_Task_
Can you transcribe the data exactly? Leave the pictures out.

_Entries_
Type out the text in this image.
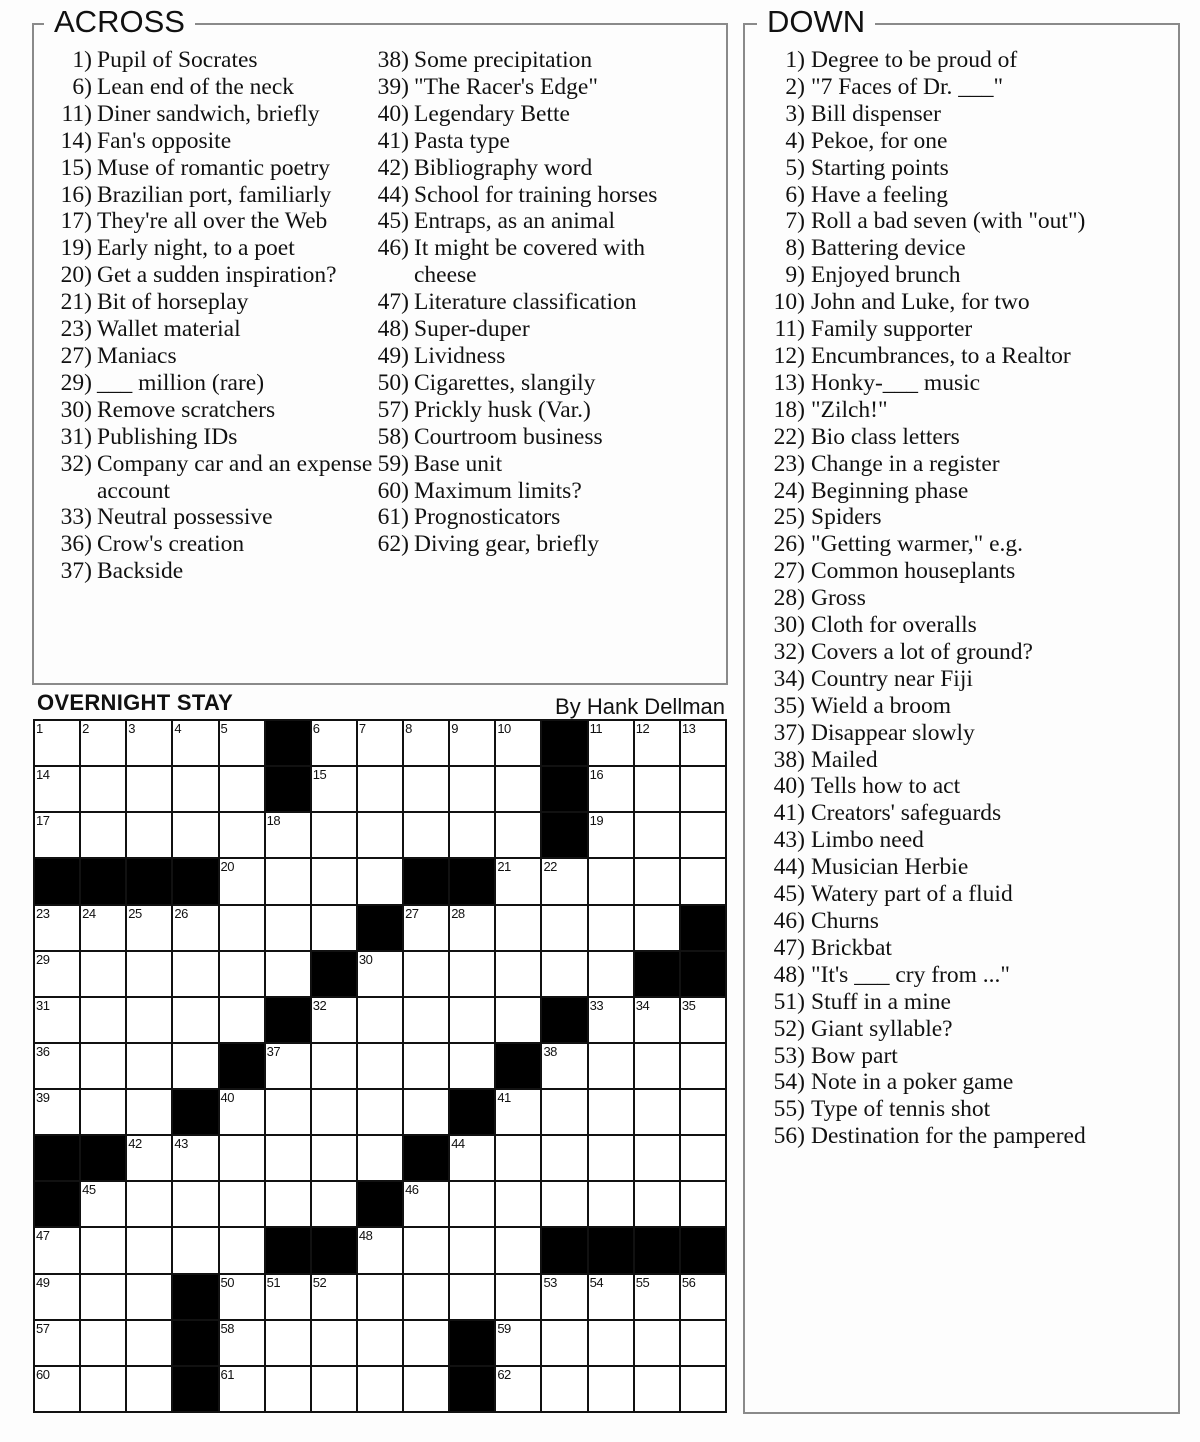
ACROSS
1) Pupil of Socrates
6) Lean end of the neck
11) Diner sandwich, briefly
14) Fan's opposite
15) Muse of romantic poetry
16) Brazilian port, familiarly
17) They're all over the Web
19) Early night, to a poet
20) Get a sudden inspiration?
21) Bit of horseplay
23) Wallet material
27) Maniacs
29) ___ million (rare)
30) Remove scratchers
31) Publishing IDs
32) Company car and an expense account
33) Neutral possessive
36) Crow's creation
37) Backside
38) Some precipitation
39) "The Racer's Edge"
40) Legendary Bette
41) Pasta type
42) Bibliography word
44) School for training horses
45) Entraps, as an animal
46) It might be covered with cheese
47) Literature classification
48) Super-duper
49) Lividness
50) Cigarettes, slangily
57) Prickly husk (Var.)
58) Courtroom business
59) Base unit
60) Maximum limits?
61) Prognosticators
62) Diving gear, briefly
DOWN
1) Degree to be proud of
2) "7 Faces of Dr. ___"
3) Bill dispenser
4) Pekoe, for one
5) Starting points
6) Have a feeling
7) Roll a bad seven (with "out")
8) Battering device
9) Enjoyed brunch
10) John and Luke, for two
11) Family supporter
12) Encumbrances, to a Realtor
13) Honky-___ music
18) "Zilch!"
22) Bio class letters
23) Change in a register
24) Beginning phase
25) Spiders
26) "Getting warmer," e.g.
27) Common houseplants
28) Gross
30) Cloth for overalls
32) Covers a lot of ground?
34) Country near Fiji
35) Wield a broom
37) Disappear slowly
38) Mailed
40) Tells how to act
41) Creators' safeguards
43) Limbo need
44) Musician Herbie
45) Watery part of a fluid
46) Churns
47) Brickbat
48) "It's ___ cry from ..."
51) Stuff in a mine
52) Giant syllable?
53) Bow part
54) Note in a poker game
55) Type of tennis shot
56) Destination for the pampered
OVERNIGHT STAY	By Hank Dellman
1	2	3	4	5	6	7	8	9	10	11	12	13
14	15	16
17	18	19
20	21	22
23	24	25	26	27	28
29	30
31	32	33	34	35
36	37	38
39	40	41
42	43	44
45	46
47	48
49	50	51	52	53	54	55	56
57	58	59
60	61	62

_Task solution_
Type out the text in this image.
ACROSS
1) Pupil of Socrates
6) Lean end of the neck
11) Diner sandwich, briefly
14) Fan's opposite
15) Muse of romantic poetry
16) Brazilian port, familiarly
17) They're all over the Web
19) Early night, to a poet
20) Get a sudden inspiration?
21) Bit of horseplay
23) Wallet material
27) Maniacs
29) ___ million (rare)
30) Remove scratchers
31) Publishing IDs
32) Company car and an expense account
33) Neutral possessive
36) Crow's creation
37) Backside
38) Some precipitation
39) "The Racer's Edge"
40) Legendary Bette
41) Pasta type
42) Bibliography word
44) School for training horses
45) Entraps, as an animal
46) It might be covered with cheese
47) Literature classification
48) Super-duper
49) Lividness
50) Cigarettes, slangily
57) Prickly husk (Var.)
58) Courtroom business
59) Base unit
60) Maximum limits?
61) Prognosticators
62) Diving gear, briefly
DOWN
1) Degree to be proud of
2) "7 Faces of Dr. ___"
3) Bill dispenser
4) Pekoe, for one
5) Starting points
6) Have a feeling
7) Roll a bad seven (with "out")
8) Battering device
9) Enjoyed brunch
10) John and Luke, for two
11) Family supporter
12) Encumbrances, to a Realtor
13) Honky-___ music
18) "Zilch!"
22) Bio class letters
23) Change in a register
24) Beginning phase
25) Spiders
26) "Getting warmer," e.g.
27) Common houseplants
28) Gross
30) Cloth for overalls
32) Covers a lot of ground?
34) Country near Fiji
35) Wield a broom
37) Disappear slowly
38) Mailed
40) Tells how to act
41) Creators' safeguards
43) Limbo need
44) Musician Herbie
45) Watery part of a fluid
46) Churns
47) Brickbat
48) "It's ___ cry from ..."
51) Stuff in a mine
52) Giant syllable?
53) Bow part
54) Note in a poker game
55) Type of tennis shot
56) Destination for the pampered
OVERNIGHT STAY	By Hank Dellman
1	2	3	4	5	6	7	8	9	10	11	12	13
14	15	16
17	18	19
20	21	22
23	24	25	26	27	28
29	30
31	32	33	34	35
36	37	38
39	40	41
42	43	44
45	46
47	48
49	50	51	52	53	54	55	56
57	58	59
60	61	62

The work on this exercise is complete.